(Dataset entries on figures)
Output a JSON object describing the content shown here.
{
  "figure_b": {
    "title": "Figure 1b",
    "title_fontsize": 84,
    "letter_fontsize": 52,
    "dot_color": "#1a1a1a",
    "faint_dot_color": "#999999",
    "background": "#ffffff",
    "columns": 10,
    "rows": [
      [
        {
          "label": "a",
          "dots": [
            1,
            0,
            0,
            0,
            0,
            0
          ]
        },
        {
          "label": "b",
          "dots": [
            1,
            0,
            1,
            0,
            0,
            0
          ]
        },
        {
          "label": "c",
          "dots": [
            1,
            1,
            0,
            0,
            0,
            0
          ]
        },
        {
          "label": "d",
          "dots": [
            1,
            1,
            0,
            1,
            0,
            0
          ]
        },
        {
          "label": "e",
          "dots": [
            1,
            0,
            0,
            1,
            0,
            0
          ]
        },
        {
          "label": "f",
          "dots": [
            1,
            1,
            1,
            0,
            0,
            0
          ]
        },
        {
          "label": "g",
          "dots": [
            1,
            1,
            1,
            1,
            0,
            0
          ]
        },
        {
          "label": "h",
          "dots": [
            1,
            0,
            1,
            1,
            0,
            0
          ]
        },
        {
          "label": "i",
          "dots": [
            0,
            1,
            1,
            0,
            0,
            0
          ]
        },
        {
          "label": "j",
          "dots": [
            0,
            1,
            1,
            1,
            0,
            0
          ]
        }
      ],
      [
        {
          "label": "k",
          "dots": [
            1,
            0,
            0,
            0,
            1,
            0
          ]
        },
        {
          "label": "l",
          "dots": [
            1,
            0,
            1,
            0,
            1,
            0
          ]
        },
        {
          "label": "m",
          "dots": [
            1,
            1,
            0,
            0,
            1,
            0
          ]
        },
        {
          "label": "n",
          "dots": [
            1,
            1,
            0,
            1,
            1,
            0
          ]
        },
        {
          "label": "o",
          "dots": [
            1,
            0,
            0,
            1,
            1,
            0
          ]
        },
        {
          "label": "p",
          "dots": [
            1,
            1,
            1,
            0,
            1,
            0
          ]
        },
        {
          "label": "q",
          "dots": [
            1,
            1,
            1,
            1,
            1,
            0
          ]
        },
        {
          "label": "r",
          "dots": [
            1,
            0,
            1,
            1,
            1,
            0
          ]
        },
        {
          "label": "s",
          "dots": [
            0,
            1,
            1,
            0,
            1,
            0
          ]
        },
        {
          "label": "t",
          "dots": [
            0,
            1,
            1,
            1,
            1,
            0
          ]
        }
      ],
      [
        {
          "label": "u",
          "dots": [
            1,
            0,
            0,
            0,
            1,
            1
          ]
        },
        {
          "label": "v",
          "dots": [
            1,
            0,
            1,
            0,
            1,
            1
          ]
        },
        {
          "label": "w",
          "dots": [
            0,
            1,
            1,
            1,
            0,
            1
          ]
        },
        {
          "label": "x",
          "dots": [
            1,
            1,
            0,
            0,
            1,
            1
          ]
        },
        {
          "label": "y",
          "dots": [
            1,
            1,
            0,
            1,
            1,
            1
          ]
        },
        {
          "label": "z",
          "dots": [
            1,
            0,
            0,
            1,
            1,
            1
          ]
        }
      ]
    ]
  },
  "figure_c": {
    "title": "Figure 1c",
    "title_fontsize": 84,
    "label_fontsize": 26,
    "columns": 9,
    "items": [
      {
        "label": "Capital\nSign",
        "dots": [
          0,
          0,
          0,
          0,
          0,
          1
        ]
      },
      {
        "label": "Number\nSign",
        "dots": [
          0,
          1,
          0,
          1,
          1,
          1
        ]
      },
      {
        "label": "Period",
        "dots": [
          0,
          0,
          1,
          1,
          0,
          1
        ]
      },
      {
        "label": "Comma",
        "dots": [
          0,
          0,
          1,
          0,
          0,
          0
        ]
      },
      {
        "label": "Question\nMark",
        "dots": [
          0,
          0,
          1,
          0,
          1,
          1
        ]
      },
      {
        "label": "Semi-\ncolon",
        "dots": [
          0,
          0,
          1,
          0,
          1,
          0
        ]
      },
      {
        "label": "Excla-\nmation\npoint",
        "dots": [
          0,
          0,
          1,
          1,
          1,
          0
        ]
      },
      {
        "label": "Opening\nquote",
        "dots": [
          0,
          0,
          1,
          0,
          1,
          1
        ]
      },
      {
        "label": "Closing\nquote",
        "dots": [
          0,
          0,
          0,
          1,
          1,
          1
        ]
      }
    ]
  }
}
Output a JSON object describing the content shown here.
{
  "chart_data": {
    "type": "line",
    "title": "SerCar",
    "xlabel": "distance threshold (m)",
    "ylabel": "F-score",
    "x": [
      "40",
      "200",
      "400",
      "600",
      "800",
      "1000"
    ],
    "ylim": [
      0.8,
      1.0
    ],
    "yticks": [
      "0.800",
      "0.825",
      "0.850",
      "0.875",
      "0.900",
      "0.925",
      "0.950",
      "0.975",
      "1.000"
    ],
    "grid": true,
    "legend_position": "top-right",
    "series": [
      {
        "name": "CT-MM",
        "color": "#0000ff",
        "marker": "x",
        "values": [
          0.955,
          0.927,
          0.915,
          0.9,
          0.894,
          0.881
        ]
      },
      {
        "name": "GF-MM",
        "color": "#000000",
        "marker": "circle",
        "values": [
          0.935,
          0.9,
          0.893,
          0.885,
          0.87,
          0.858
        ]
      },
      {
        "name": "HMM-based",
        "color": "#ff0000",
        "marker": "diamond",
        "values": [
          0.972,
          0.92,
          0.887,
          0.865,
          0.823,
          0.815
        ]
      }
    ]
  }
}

DO THIS
Copy out the data shown above without altering anything.

COMPLETE RESPONSE
Output a JSON object describing the content shown here.
{
  "figure_b": {
    "title": "Figure 1b",
    "title_fontsize": 84,
    "letter_fontsize": 52,
    "dot_color": "#1a1a1a",
    "faint_dot_color": "#999999",
    "background": "#ffffff",
    "columns": 10,
    "rows": [
      [
        {
          "label": "a",
          "dots": [
            1,
            0,
            0,
            0,
            0,
            0
          ]
        },
        {
          "label": "b",
          "dots": [
            1,
            0,
            1,
            0,
            0,
            0
          ]
        },
        {
          "label": "c",
          "dots": [
            1,
            1,
            0,
            0,
            0,
            0
          ]
        },
        {
          "label": "d",
          "dots": [
            1,
            1,
            0,
            1,
            0,
            0
          ]
        },
        {
          "label": "e",
          "dots": [
            1,
            0,
            0,
            1,
            0,
            0
          ]
        },
        {
          "label": "f",
          "dots": [
            1,
            1,
            1,
            0,
            0,
            0
          ]
        },
        {
          "label": "g",
          "dots": [
            1,
            1,
            1,
            1,
            0,
            0
          ]
        },
        {
          "label": "h",
          "dots": [
            1,
            0,
            1,
            1,
            0,
            0
          ]
        },
        {
          "label": "i",
          "dots": [
            0,
            1,
            1,
            0,
            0,
            0
          ]
        },
        {
          "label": "j",
          "dots": [
            0,
            1,
            1,
            1,
            0,
            0
          ]
        }
      ],
      [
        {
          "label": "k",
          "dots": [
            1,
            0,
            0,
            0,
            1,
            0
          ]
        },
        {
          "label": "l",
          "dots": [
            1,
            0,
            1,
            0,
            1,
            0
          ]
        },
        {
          "label": "m",
          "dots": [
            1,
            1,
            0,
            0,
            1,
            0
          ]
        },
        {
          "label": "n",
          "dots": [
            1,
            1,
            0,
            1,
            1,
            0
          ]
        },
        {
          "label": "o",
          "dots": [
            1,
            0,
            0,
            1,
            1,
            0
          ]
        },
        {
          "label": "p",
          "dots": [
            1,
            1,
            1,
            0,
            1,
            0
          ]
        },
        {
          "label": "q",
          "dots": [
            1,
            1,
            1,
            1,
            1,
            0
          ]
        },
        {
          "label": "r",
          "dots": [
            1,
            0,
            1,
            1,
            1,
            0
          ]
        },
        {
          "label": "s",
          "dots": [
            0,
            1,
            1,
            0,
            1,
            0
          ]
        },
        {
          "label": "t",
          "dots": [
            0,
            1,
            1,
            1,
            1,
            0
          ]
        }
      ],
      [
        {
          "label": "u",
          "dots": [
            1,
            0,
            0,
            0,
            1,
            1
          ]
        },
        {
          "label": "v",
          "dots": [
            1,
            0,
            1,
            0,
            1,
            1
          ]
        },
        {
          "label": "w",
          "dots": [
            0,
            1,
            1,
            1,
            0,
            1
          ]
        },
        {
          "label": "x",
          "dots": [
            1,
            1,
            0,
            0,
            1,
            1
          ]
        },
        {
          "label": "y",
          "dots": [
            1,
            1,
            0,
            1,
            1,
            1
          ]
        },
        {
          "label": "z",
          "dots": [
            1,
            0,
            0,
            1,
            1,
            1
          ]
        }
      ]
    ]
  },
  "figure_c": {
    "title": "Figure 1c",
    "title_fontsize": 84,
    "label_fontsize": 26,
    "columns": 9,
    "items": [
      {
        "label": "Capital\nSign",
        "dots": [
          0,
          0,
          0,
          0,
          0,
          1
        ]
      },
      {
        "label": "Number\nSign",
        "dots": [
          0,
          1,
          0,
          1,
          1,
          1
        ]
      },
      {
        "label": "Period",
        "dots": [
          0,
          0,
          1,
          1,
          0,
          1
        ]
      },
      {
        "label": "Comma",
        "dots": [
          0,
          0,
          1,
          0,
          0,
          0
        ]
      },
      {
        "label": "Question\nMark",
        "dots": [
          0,
          0,
          1,
          0,
          1,
          1
        ]
      },
      {
        "label": "Semi-\ncolon",
        "dots": [
          0,
          0,
          1,
          0,
          1,
          0
        ]
      },
      {
        "label": "Excla-\nmation\npoint",
        "dots": [
          0,
          0,
          1,
          1,
          1,
          0
        ]
      },
      {
        "label": "Opening\nquote",
        "dots": [
          0,
          0,
          1,
          0,
          1,
          1
        ]
      },
      {
        "label": "Closing\nquote",
        "dots": [
          0,
          0,
          0,
          1,
          1,
          1
        ]
      }
    ]
  }
}
Output a JSON object describing the content shown here.
{
  "chart_data": {
    "type": "line",
    "title": "SerCar",
    "xlabel": "distance threshold (m)",
    "ylabel": "F-score",
    "x": [
      "40",
      "200",
      "400",
      "600",
      "800",
      "1000"
    ],
    "ylim": [
      0.8,
      1.0
    ],
    "yticks": [
      "0.800",
      "0.825",
      "0.850",
      "0.875",
      "0.900",
      "0.925",
      "0.950",
      "0.975",
      "1.000"
    ],
    "grid": true,
    "legend_position": "top-right",
    "series": [
      {
        "name": "CT-MM",
        "color": "#0000ff",
        "marker": "x",
        "values": [
          0.955,
          0.927,
          0.915,
          0.9,
          0.894,
          0.881
        ]
      },
      {
        "name": "GF-MM",
        "color": "#000000",
        "marker": "circle",
        "values": [
          0.935,
          0.9,
          0.893,
          0.885,
          0.87,
          0.858
        ]
      },
      {
        "name": "HMM-based",
        "color": "#ff0000",
        "marker": "diamond",
        "values": [
          0.972,
          0.92,
          0.887,
          0.865,
          0.823,
          0.815
        ]
      }
    ]
  }
}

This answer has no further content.